— TASK STATEMENT —
Skip the images and return the records below exactly.

(Chart and figure data)
■ ■ ■ ■

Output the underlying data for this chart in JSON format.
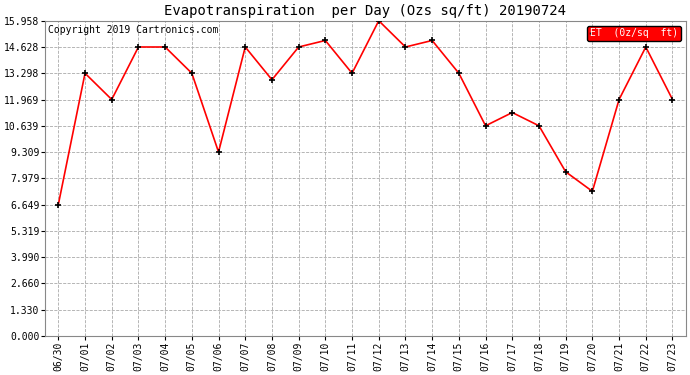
{
  "title": "Evapotranspiration  per Day (Ozs sq/ft) 20190724",
  "copyright": "Copyright 2019 Cartronics.com",
  "legend_label": "ET  (0z/sq  ft)",
  "x_labels": [
    "06/30",
    "07/01",
    "07/02",
    "07/03",
    "07/04",
    "07/05",
    "07/06",
    "07/07",
    "07/08",
    "07/09",
    "07/10",
    "07/11",
    "07/12",
    "07/13",
    "07/14",
    "07/15",
    "07/16",
    "07/17",
    "07/18",
    "07/19",
    "07/20",
    "07/21",
    "07/22",
    "07/23"
  ],
  "y_values": [
    6.649,
    13.298,
    11.969,
    14.628,
    14.628,
    13.298,
    9.309,
    14.628,
    12.969,
    14.628,
    14.958,
    13.298,
    15.958,
    14.628,
    14.958,
    13.298,
    10.639,
    11.309,
    10.639,
    8.309,
    7.319,
    11.969,
    14.628,
    11.969
  ],
  "y_ticks": [
    0.0,
    1.33,
    2.66,
    3.99,
    5.319,
    6.649,
    7.979,
    9.309,
    10.639,
    11.969,
    13.298,
    14.628,
    15.958
  ],
  "line_color": "red",
  "marker_color": "black",
  "bg_color": "#ffffff",
  "grid_color": "#aaaaaa",
  "legend_bg": "red",
  "legend_text_color": "white",
  "title_fontsize": 10,
  "copyright_fontsize": 7,
  "ylim": [
    0.0,
    15.958
  ],
  "xlim": [
    -0.5,
    23.5
  ],
  "tick_fontsize": 7,
  "ytick_fontsize": 7
}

■ ■ ■ ■

— THE SOLUTION —
Output the underlying data for this chart in JSON format.
{
  "title": "Evapotranspiration  per Day (Ozs sq/ft) 20190724",
  "copyright": "Copyright 2019 Cartronics.com",
  "legend_label": "ET  (0z/sq  ft)",
  "x_labels": [
    "06/30",
    "07/01",
    "07/02",
    "07/03",
    "07/04",
    "07/05",
    "07/06",
    "07/07",
    "07/08",
    "07/09",
    "07/10",
    "07/11",
    "07/12",
    "07/13",
    "07/14",
    "07/15",
    "07/16",
    "07/17",
    "07/18",
    "07/19",
    "07/20",
    "07/21",
    "07/22",
    "07/23"
  ],
  "y_values": [
    6.649,
    13.298,
    11.969,
    14.628,
    14.628,
    13.298,
    9.309,
    14.628,
    12.969,
    14.628,
    14.958,
    13.298,
    15.958,
    14.628,
    14.958,
    13.298,
    10.639,
    11.309,
    10.639,
    8.309,
    7.319,
    11.969,
    14.628,
    11.969
  ],
  "y_ticks": [
    0.0,
    1.33,
    2.66,
    3.99,
    5.319,
    6.649,
    7.979,
    9.309,
    10.639,
    11.969,
    13.298,
    14.628,
    15.958
  ],
  "line_color": "red",
  "marker_color": "black",
  "bg_color": "#ffffff",
  "grid_color": "#aaaaaa",
  "legend_bg": "red",
  "legend_text_color": "white",
  "title_fontsize": 10,
  "copyright_fontsize": 7,
  "ylim": [
    0.0,
    15.958
  ],
  "xlim": [
    -0.5,
    23.5
  ],
  "tick_fontsize": 7,
  "ytick_fontsize": 7
}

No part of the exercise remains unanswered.